▸ GIVEN TEXT:
Muscle Disease and Neurological Conditions

Muscular dystrophy, other muscle-wasting diseases, and hemiplegic cerebral palsy all can weaken the hip abductors directly. Osteoarthritis of the hip is another frequent culprit: it doesn’t always destroy the muscle itself, but pain causes the brain to inhibit the muscle from firing fully, a protective reflex called gluteal inhibition. Lower back pain can trigger the same effect.

How It’s Diagnosed

The classic clinical check is the Trendelenburg test. You stand on one leg for up to 30 seconds while a clinician watches your pelvis and trunk from behind. A negative (normal) result means your pelvis stays level and your trunk stays centered. A positive result shows up in one of two ways: the pelvis on the non-standing side drops below level, or you lean your trunk over the standing leg to compensate for weak abductors. Both count as a positive finding.

Sometimes the drop is immediate. Other times the pelvis starts level and gradually sinks over the 30-second window, which is why holding the position matters. The test has reasonable accuracy for detecting underlying problems. In one study of women with suspected hip abductor tears, the Trendelenburg sign predicted a torn tendon with about 73% sensitivity and 77% specificity. It’s not perfect, and roughly 10% of patients with hip pain produce a false-positive result, so imaging with MRI or ultrasound is often used to confirm what’s actually going on inside the joint.

How It Differs From a Pain Limp

A Trendelenburg gait is easy to confuse with an antalgic gait, which is simply a limp caused by pain. The key difference is what you’re watching. In an antalgic gait, the person shortens the time spent standing on the painful leg, rushing off it as quickly as possible. The stride looks uneven in timing. In a Trendelenburg gait, the hallmark is the pelvic drop or lateral trunk lean, and the person may spend a normal amount of time on the affected leg. The two can overlap, since hip pain can both cause a limp and inhibit the abductor muscles, but the pelvic tilt is the distinguishing feature.

Treatment and Rehabilitation

Treatment depends entirely on the underlying cause. When a structural problem like hip dysplasia or a fracture is responsible, addressing that condition is the priority. In children, this might mean bracing or casting. In adults with a torn gluteus medius tendon, surgery becomes an option if physical therapy doesn’t resolve the problem. Surgical repair involves reattaching the torn tendon to the bone using suture anchors, and it can be done through an open incision or endoscopically. Endoscopic repair tends to have fewer complications, including a lower rate of re-tearing.

For the majority of people whose Trendelenburg gait comes from muscle weakness rather than a complete tear, physical therapy is the primary treatment. Rehabilitation follows a general progression that can span six months or longer.

The first six weeks focus on protection and gentle activation: isometric squeezes of the core and hip muscles, light stationary cycling with no resistance, and learning to engage the right muscles without overloading them. From roughly weeks 7 through 12, you begin actual strengthening, including resistance exercises for the hip abductors and rotators, weight-shifting drills, and gait retraining without assistive devices. This is typically when people transition off crutches or a cane.

Weeks 13 through 23 are the advanced strengthening phase. Single-leg exercises enter the picture around week 16, along with dynamic balance work and low-impact cardio like the elliptical or pool jogging. After about six months, those returning to sports add plyometrics and sport-specific drills. Throughout this process, core stability work runs in parallel, because the trunk and pelvis function as a unit during walking.

The timeline varies significantly depending on the cause. Someone recovering from a surgical tendon repair will follow the full six-month-plus protocol. Someone whose weakness stems from prolonged inactivity or mild nerve irritation may see improvement in weeks with targeted exercise. The common thread is that the hip abductors respond well to progressive loading, and most people see meaningful changes in their gait pattern once those muscles can hold the pelvis steady during single-leg stance.

▸ GIVEN DATA:
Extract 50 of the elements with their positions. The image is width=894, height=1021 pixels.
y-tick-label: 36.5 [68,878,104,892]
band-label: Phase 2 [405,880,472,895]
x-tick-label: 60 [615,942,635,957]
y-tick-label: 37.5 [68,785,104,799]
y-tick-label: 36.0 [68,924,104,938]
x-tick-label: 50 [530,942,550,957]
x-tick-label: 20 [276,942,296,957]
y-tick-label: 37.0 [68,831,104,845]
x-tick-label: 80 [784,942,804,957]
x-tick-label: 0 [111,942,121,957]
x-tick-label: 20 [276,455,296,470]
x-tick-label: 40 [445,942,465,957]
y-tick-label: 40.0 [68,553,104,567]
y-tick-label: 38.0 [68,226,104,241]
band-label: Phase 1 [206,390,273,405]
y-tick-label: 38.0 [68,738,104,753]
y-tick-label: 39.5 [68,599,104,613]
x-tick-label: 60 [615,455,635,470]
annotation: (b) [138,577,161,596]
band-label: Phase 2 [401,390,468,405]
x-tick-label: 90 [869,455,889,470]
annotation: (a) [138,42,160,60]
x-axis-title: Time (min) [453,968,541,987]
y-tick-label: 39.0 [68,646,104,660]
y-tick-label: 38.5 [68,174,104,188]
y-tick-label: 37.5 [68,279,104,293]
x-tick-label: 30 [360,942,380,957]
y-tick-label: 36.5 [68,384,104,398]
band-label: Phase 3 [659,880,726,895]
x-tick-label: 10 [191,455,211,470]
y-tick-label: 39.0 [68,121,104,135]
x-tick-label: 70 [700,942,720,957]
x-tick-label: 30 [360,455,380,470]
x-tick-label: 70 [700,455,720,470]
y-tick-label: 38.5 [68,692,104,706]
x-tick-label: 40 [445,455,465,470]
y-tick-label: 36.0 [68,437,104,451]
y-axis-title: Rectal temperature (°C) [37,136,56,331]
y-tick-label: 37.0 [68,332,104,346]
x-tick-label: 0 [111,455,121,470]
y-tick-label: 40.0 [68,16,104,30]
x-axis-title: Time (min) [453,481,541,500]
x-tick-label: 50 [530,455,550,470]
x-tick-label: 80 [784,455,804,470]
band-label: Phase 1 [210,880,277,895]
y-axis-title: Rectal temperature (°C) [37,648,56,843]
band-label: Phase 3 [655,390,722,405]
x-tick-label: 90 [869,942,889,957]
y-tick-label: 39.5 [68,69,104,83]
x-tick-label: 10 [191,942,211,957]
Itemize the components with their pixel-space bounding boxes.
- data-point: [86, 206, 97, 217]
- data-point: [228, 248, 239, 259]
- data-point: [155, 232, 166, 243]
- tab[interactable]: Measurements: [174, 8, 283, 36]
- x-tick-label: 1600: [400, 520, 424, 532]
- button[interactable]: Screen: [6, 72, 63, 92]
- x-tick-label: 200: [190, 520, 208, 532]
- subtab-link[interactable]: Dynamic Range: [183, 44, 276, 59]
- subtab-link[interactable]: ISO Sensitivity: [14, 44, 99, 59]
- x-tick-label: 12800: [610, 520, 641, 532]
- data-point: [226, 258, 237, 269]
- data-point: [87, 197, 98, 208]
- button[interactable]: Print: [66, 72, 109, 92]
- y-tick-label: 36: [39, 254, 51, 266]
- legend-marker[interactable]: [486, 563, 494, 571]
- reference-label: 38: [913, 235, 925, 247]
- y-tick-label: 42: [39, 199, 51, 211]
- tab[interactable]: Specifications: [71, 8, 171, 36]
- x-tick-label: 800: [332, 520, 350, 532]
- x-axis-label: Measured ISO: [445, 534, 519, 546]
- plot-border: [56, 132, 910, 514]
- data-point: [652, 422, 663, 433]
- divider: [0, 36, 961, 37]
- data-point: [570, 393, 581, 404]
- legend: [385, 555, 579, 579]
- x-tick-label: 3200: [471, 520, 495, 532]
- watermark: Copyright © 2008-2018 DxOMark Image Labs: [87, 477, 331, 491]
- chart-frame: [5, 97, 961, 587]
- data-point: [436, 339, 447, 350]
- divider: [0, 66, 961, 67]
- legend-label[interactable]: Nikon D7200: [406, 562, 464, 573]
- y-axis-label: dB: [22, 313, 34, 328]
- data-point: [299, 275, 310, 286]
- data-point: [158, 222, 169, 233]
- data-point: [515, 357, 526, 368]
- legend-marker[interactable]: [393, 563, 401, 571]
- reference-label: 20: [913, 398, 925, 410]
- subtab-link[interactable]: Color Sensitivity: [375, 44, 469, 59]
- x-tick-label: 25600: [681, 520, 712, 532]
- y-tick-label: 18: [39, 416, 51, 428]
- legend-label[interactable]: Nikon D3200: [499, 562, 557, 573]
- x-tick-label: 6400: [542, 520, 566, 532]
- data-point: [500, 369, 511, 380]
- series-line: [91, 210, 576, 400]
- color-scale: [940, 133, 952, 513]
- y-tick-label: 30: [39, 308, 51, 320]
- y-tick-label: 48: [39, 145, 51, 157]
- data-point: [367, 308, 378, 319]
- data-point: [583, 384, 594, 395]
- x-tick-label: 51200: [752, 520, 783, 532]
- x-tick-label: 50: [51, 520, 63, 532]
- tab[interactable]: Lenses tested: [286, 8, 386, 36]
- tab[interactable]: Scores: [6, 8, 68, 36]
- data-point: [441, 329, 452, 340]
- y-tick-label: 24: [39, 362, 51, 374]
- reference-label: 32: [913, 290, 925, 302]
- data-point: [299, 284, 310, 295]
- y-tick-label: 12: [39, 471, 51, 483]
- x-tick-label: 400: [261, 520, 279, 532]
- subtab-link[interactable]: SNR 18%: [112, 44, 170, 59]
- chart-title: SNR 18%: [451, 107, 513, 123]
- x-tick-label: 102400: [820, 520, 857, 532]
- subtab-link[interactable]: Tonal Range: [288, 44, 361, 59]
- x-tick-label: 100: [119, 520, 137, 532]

▸ TASK ITEM:
Answer these from the text on Trendelenburg gait:
(a) What is the protective reflex called in which pain keeps the brain from letting the hip abductor fire fully?
(b) For up to how long does a person stand on one leg during the Trendelenburg test?
(c) Around which week of rehabilitation do single-leg exercises begin?

▸ TASK SOLUTION:
(a) Gluteal inhibition
(b) Up to 30 seconds
(c) Around week 16